Gather each line in the entries that includes the string "JSON".

(Dataset records)
- - - - - - -
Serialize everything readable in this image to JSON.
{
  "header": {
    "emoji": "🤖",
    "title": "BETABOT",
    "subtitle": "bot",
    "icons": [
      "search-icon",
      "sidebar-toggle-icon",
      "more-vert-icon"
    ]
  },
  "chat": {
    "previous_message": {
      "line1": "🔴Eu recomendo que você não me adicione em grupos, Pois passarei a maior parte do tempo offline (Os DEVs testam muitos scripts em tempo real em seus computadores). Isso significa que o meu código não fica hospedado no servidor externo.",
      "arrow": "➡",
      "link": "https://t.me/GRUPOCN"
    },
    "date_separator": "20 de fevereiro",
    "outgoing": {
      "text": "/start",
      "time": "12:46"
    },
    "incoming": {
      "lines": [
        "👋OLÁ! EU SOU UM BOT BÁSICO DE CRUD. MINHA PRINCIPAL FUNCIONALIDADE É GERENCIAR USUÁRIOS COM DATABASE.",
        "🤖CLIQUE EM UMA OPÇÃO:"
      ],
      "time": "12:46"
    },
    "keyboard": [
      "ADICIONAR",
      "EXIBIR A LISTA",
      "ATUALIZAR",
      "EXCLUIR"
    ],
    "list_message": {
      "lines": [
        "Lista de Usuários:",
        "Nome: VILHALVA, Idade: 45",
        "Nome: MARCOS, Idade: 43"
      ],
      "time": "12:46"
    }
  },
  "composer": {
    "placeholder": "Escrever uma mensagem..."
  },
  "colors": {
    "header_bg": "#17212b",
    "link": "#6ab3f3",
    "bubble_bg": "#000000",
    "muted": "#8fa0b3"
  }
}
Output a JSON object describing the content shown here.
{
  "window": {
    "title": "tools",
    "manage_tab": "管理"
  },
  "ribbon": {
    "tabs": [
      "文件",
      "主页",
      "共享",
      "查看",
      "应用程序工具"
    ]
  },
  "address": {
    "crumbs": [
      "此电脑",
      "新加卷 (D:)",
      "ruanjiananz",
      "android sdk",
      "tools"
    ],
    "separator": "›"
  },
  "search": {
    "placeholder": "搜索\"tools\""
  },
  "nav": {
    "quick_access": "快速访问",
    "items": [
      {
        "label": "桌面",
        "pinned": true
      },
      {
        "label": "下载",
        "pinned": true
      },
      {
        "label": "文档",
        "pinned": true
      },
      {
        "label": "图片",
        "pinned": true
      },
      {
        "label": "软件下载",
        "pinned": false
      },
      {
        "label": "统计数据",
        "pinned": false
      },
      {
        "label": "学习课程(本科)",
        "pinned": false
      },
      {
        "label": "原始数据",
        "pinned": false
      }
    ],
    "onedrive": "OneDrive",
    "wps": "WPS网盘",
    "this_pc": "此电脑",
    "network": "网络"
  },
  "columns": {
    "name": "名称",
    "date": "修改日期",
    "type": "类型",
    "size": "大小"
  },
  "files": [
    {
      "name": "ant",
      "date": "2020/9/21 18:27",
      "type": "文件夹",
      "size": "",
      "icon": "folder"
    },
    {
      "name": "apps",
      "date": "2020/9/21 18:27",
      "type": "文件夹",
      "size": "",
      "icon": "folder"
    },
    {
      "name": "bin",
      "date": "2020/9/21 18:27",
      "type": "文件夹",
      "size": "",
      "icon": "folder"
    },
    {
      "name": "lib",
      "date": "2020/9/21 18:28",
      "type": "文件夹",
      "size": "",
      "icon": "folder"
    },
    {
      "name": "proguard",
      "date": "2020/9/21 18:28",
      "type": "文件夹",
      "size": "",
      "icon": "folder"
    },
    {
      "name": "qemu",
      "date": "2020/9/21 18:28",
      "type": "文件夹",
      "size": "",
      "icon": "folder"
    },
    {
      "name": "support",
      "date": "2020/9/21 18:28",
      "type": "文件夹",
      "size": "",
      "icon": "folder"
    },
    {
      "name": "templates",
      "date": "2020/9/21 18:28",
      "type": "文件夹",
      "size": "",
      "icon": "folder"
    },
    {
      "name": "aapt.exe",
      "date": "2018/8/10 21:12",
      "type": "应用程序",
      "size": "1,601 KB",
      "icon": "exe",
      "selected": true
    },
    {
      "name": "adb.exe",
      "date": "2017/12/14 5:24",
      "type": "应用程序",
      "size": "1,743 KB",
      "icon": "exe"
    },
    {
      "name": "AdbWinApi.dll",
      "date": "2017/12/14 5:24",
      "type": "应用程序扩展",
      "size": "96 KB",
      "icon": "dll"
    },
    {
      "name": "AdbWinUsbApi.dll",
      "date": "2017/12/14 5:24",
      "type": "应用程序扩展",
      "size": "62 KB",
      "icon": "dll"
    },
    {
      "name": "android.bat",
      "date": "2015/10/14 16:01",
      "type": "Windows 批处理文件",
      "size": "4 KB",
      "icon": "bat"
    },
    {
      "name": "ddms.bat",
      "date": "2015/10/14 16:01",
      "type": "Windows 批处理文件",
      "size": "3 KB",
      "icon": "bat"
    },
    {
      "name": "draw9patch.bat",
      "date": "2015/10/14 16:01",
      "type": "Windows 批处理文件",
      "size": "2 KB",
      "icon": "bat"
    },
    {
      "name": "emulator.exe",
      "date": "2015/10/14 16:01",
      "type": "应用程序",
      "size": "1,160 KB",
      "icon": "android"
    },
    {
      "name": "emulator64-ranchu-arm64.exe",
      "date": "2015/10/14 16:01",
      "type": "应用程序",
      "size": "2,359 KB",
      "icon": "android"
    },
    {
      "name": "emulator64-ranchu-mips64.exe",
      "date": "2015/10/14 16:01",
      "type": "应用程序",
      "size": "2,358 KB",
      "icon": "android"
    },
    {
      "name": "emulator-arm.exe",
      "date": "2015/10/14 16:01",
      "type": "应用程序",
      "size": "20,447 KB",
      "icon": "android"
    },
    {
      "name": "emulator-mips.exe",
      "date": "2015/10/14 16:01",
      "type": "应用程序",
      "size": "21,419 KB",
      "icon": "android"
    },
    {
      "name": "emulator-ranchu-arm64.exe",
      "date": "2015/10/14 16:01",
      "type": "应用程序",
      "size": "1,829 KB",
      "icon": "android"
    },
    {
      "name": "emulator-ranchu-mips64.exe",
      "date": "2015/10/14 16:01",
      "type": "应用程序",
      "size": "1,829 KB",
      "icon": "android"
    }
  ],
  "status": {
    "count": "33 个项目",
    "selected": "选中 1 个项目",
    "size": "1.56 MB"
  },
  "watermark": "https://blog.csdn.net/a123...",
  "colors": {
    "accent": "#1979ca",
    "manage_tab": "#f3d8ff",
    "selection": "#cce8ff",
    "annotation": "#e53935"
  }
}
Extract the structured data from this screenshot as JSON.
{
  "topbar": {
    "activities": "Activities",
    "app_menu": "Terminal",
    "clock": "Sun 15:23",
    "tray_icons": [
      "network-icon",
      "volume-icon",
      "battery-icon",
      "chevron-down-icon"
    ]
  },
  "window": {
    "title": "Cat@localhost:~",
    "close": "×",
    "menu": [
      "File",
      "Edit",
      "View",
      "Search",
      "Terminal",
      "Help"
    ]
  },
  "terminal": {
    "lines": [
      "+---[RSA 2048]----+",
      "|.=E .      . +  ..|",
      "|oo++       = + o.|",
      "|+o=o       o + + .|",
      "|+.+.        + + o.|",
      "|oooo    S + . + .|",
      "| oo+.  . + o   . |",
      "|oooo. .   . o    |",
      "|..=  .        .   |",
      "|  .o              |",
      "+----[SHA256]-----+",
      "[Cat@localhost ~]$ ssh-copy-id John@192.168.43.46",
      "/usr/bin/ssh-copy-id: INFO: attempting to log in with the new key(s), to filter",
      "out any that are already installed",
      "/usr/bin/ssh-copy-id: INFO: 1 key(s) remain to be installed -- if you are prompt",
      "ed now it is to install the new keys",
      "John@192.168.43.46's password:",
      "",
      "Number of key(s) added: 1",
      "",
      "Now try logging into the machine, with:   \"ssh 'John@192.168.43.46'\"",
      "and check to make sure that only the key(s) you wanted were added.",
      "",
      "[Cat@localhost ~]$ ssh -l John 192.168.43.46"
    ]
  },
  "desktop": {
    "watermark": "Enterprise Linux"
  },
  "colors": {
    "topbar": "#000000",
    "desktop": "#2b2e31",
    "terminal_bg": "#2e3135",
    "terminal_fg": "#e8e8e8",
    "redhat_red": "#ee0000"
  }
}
- - - - - - -
> **Problem solution**
Serialize everything readable in this image to JSON.
Output a JSON object describing the content shown here.
Extract the structured data from this screenshot as JSON.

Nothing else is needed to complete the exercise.